## WHAT IS ASKED
Check each line of the material below for the string "JSON", then report how many lines have it, and nothing else.

(Figure record extracts)

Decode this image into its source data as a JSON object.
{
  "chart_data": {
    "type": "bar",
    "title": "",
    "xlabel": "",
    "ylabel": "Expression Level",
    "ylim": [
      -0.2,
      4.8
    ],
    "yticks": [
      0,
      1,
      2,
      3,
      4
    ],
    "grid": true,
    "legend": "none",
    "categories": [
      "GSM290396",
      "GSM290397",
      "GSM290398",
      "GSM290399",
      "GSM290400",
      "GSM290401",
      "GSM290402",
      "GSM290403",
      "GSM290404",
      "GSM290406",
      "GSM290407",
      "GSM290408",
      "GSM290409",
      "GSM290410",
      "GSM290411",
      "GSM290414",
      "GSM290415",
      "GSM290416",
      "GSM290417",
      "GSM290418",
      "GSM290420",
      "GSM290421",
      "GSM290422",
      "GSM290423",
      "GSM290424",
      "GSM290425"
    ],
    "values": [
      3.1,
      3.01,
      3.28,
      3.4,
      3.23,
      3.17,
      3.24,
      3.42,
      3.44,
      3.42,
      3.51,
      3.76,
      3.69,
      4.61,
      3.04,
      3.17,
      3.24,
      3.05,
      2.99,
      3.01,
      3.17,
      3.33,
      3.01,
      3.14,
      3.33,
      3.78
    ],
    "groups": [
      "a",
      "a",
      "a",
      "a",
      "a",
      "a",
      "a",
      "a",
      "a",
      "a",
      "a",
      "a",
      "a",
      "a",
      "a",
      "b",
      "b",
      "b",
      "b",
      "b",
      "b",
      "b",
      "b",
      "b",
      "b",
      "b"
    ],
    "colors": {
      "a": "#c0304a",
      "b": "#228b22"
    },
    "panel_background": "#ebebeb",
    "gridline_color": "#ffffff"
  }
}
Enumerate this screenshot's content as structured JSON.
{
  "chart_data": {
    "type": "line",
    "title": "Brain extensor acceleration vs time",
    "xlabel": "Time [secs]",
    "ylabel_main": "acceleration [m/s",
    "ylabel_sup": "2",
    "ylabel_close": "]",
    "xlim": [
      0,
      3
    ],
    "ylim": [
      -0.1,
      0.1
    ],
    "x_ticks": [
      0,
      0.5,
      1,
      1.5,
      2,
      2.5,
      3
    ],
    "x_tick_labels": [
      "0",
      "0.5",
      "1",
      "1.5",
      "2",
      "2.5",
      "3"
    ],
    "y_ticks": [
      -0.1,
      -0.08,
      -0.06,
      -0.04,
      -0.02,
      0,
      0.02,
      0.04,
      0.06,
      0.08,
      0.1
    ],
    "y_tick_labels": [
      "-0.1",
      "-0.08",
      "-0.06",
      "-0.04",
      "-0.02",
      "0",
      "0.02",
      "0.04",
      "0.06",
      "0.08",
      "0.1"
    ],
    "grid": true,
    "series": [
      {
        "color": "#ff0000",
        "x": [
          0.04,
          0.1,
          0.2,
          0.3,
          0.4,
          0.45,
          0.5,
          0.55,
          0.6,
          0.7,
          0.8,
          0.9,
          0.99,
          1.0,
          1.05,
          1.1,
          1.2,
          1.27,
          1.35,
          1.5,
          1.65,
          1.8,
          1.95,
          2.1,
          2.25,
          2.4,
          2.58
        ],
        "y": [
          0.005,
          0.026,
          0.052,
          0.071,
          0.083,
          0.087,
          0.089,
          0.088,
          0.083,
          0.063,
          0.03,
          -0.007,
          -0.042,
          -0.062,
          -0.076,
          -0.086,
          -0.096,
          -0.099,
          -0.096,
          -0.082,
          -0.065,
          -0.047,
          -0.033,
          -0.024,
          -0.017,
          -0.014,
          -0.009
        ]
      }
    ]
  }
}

## THE REPLY
2